__Task goal__
Extract every line below, verbatim.

** START Extracted entries **

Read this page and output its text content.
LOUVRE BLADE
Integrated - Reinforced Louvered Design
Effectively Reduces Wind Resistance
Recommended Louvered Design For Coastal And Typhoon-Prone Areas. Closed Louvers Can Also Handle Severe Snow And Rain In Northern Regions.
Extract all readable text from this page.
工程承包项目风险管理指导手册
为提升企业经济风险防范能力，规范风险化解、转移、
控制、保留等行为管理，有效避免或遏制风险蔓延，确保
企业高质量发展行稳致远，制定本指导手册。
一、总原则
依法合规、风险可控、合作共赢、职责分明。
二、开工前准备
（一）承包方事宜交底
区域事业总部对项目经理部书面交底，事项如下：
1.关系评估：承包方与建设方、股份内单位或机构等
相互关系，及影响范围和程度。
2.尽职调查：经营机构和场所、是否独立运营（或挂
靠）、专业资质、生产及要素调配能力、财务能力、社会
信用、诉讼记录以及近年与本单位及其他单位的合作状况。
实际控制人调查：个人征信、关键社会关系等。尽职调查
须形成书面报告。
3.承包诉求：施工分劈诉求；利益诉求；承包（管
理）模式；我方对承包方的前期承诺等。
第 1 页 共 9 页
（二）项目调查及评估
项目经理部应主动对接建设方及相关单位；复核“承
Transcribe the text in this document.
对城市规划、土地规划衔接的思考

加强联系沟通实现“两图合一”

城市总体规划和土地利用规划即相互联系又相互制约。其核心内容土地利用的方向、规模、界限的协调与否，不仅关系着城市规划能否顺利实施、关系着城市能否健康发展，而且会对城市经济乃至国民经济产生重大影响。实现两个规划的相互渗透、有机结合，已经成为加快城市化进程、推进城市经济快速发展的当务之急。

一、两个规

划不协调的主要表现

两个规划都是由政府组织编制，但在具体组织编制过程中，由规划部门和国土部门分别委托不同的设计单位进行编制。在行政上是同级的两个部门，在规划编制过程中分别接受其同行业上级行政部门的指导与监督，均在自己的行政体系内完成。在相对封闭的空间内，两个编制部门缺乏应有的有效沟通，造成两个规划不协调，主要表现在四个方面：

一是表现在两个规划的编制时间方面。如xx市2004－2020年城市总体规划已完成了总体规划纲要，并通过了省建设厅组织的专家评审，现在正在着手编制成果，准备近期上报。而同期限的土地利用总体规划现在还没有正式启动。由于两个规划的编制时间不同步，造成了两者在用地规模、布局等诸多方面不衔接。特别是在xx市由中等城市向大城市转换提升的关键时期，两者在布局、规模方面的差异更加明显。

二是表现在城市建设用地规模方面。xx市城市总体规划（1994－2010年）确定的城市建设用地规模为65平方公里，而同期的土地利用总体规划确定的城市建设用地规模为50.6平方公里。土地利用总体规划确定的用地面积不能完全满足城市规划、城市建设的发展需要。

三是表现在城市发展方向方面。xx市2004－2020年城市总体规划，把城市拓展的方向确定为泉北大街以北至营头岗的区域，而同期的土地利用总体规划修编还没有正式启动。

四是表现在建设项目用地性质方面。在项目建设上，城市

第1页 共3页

** END Extracted entries **

__Task solution__
Read this page and output its text content.
LOUVRE BLADE
Integrated - Reinforced Louvered Design
Effectively Reduces Wind Resistance
Recommended Louvered Design For Coastal And Typhoon-Prone Areas. Closed Louvers Can Also Handle Severe Snow And Rain In Northern Regions.
Extract all readable text from this page.
工程承包项目风险管理指导手册
为提升企业经济风险防范能力，规范风险化解、转移、
控制、保留等行为管理，有效避免或遏制风险蔓延，确保
企业高质量发展行稳致远，制定本指导手册。
一、总原则
依法合规、风险可控、合作共赢、职责分明。
二、开工前准备
（一）承包方事宜交底
区域事业总部对项目经理部书面交底，事项如下：
1.关系评估：承包方与建设方、股份内单位或机构等
相互关系，及影响范围和程度。
2.尽职调查：经营机构和场所、是否独立运营（或挂
靠）、专业资质、生产及要素调配能力、财务能力、社会
信用、诉讼记录以及近年与本单位及其他单位的合作状况。
实际控制人调查：个人征信、关键社会关系等。尽职调查
须形成书面报告。
3.承包诉求：施工分劈诉求；利益诉求；承包（管
理）模式；我方对承包方的前期承诺等。
第 1 页 共 9 页
（二）项目调查及评估
项目经理部应主动对接建设方及相关单位；复核“承
Transcribe the text in this document.
对城市规划、土地规划衔接的思考

加强联系沟通实现“两图合一”

城市总体规划和土地利用规划即相互联系又相互制约。其核心内容土地利用的方向、规模、界限的协调与否，不仅关系着城市规划能否顺利实施、关系着城市能否健康发展，而且会对城市经济乃至国民经济产生重大影响。实现两个规划的相互渗透、有机结合，已经成为加快城市化进程、推进城市经济快速发展的当务之急。

一、两个规

划不协调的主要表现

两个规划都是由政府组织编制，但在具体组织编制过程中，由规划部门和国土部门分别委托不同的设计单位进行编制。在行政上是同级的两个部门，在规划编制过程中分别接受其同行业上级行政部门的指导与监督，均在自己的行政体系内完成。在相对封闭的空间内，两个编制部门缺乏应有的有效沟通，造成两个规划不协调，主要表现在四个方面：

一是表现在两个规划的编制时间方面。如xx市2004－2020年城市总体规划已完成了总体规划纲要，并通过了省建设厅组织的专家评审，现在正在着手编制成果，准备近期上报。而同期限的土地利用总体规划现在还没有正式启动。由于两个规划的编制时间不同步，造成了两者在用地规模、布局等诸多方面不衔接。特别是在xx市由中等城市向大城市转换提升的关键时期，两者在布局、规模方面的差异更加明显。

二是表现在城市建设用地规模方面。xx市城市总体规划（1994－2010年）确定的城市建设用地规模为65平方公里，而同期的土地利用总体规划确定的城市建设用地规模为50.6平方公里。土地利用总体规划确定的用地面积不能完全满足城市规划、城市建设的发展需要。

三是表现在城市发展方向方面。xx市2004－2020年城市总体规划，把城市拓展的方向确定为泉北大街以北至营头岗的区域，而同期的土地利用总体规划修编还没有正式启动。

四是表现在建设项目用地性质方面。在项目建设上，城市

第1页 共3页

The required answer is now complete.